▶ **GIVEN PROBLEM**: Extract all of the data and reproduce it precisely.

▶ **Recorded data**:
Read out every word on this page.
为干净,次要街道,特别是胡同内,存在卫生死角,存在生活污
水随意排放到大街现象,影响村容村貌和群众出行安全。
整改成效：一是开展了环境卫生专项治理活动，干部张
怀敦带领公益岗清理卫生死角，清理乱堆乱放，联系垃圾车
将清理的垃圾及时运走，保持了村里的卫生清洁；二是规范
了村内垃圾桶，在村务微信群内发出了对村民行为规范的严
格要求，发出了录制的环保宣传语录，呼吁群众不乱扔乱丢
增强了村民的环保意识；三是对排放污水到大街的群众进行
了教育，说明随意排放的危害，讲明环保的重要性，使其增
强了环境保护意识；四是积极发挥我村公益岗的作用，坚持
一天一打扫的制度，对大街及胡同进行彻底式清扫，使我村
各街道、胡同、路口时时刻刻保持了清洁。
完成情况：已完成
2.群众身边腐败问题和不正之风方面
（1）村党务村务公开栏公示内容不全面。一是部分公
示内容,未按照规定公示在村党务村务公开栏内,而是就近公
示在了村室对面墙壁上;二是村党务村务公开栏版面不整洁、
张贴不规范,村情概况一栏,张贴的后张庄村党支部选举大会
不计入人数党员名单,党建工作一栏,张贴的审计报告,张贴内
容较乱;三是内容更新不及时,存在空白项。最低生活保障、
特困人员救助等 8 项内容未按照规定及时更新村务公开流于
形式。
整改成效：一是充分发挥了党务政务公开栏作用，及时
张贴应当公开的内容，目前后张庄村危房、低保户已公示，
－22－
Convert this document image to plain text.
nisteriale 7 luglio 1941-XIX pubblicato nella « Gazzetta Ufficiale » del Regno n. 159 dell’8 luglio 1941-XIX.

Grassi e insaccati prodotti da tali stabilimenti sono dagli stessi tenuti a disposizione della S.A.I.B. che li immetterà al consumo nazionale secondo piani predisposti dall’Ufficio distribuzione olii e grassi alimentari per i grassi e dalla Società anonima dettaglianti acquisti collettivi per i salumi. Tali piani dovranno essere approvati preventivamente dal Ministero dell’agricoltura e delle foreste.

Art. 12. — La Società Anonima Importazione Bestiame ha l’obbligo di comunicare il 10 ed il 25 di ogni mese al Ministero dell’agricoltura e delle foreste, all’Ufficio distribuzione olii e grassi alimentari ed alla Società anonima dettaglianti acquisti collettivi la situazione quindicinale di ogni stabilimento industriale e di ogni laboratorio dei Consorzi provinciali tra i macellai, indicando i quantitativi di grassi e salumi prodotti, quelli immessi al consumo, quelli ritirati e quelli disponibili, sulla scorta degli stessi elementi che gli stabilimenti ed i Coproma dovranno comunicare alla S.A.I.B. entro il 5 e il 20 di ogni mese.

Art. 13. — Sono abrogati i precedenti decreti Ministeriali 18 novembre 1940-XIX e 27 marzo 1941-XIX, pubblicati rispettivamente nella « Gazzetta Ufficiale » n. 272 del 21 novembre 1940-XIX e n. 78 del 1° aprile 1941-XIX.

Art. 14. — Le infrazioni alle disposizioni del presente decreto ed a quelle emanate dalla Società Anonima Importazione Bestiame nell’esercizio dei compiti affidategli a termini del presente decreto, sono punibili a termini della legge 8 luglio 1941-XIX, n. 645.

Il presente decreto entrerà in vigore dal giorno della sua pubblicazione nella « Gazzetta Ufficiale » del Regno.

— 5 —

▶ **FULL OUTPUT**:
Read out every word on this page.
为干净,次要街道,特别是胡同内,存在卫生死角,存在生活污
水随意排放到大街现象,影响村容村貌和群众出行安全。
整改成效：一是开展了环境卫生专项治理活动，干部张
怀敦带领公益岗清理卫生死角，清理乱堆乱放，联系垃圾车
将清理的垃圾及时运走，保持了村里的卫生清洁；二是规范
了村内垃圾桶，在村务微信群内发出了对村民行为规范的严
格要求，发出了录制的环保宣传语录，呼吁群众不乱扔乱丢
增强了村民的环保意识；三是对排放污水到大街的群众进行
了教育，说明随意排放的危害，讲明环保的重要性，使其增
强了环境保护意识；四是积极发挥我村公益岗的作用，坚持
一天一打扫的制度，对大街及胡同进行彻底式清扫，使我村
各街道、胡同、路口时时刻刻保持了清洁。
完成情况：已完成
2.群众身边腐败问题和不正之风方面
（1）村党务村务公开栏公示内容不全面。一是部分公
示内容,未按照规定公示在村党务村务公开栏内,而是就近公
示在了村室对面墙壁上;二是村党务村务公开栏版面不整洁、
张贴不规范,村情概况一栏,张贴的后张庄村党支部选举大会
不计入人数党员名单,党建工作一栏,张贴的审计报告,张贴内
容较乱;三是内容更新不及时,存在空白项。最低生活保障、
特困人员救助等 8 项内容未按照规定及时更新村务公开流于
形式。
整改成效：一是充分发挥了党务政务公开栏作用，及时
张贴应当公开的内容，目前后张庄村危房、低保户已公示，
－22－
Convert this document image to plain text.
nisteriale 7 luglio 1941-XIX pubblicato nella « Gazzetta Ufficiale » del Regno n. 159 dell’8 luglio 1941-XIX.

Grassi e insaccati prodotti da tali stabilimenti sono dagli stessi tenuti a disposizione della S.A.I.B. che li immetterà al consumo nazionale secondo piani predisposti dall’Ufficio distribuzione olii e grassi alimentari per i grassi e dalla Società anonima dettaglianti acquisti collettivi per i salumi. Tali piani dovranno essere approvati preventivamente dal Ministero dell’agricoltura e delle foreste.

Art. 12. — La Società Anonima Importazione Bestiame ha l’obbligo di comunicare il 10 ed il 25 di ogni mese al Ministero dell’agricoltura e delle foreste, all’Ufficio distribuzione olii e grassi alimentari ed alla Società anonima dettaglianti acquisti collettivi la situazione quindicinale di ogni stabilimento industriale e di ogni laboratorio dei Consorzi provinciali tra i macellai, indicando i quantitativi di grassi e salumi prodotti, quelli immessi al consumo, quelli ritirati e quelli disponibili, sulla scorta degli stessi elementi che gli stabilimenti ed i Coproma dovranno comunicare alla S.A.I.B. entro il 5 e il 20 di ogni mese.

Art. 13. — Sono abrogati i precedenti decreti Ministeriali 18 novembre 1940-XIX e 27 marzo 1941-XIX, pubblicati rispettivamente nella « Gazzetta Ufficiale » n. 272 del 21 novembre 1940-XIX e n. 78 del 1° aprile 1941-XIX.

Art. 14. — Le infrazioni alle disposizioni del presente decreto ed a quelle emanate dalla Società Anonima Importazione Bestiame nell’esercizio dei compiti affidategli a termini del presente decreto, sono punibili a termini della legge 8 luglio 1941-XIX, n. 645.

Il presente decreto entrerà in vigore dal giorno della sua pubblicazione nella « Gazzetta Ufficiale » del Regno.

— 5 —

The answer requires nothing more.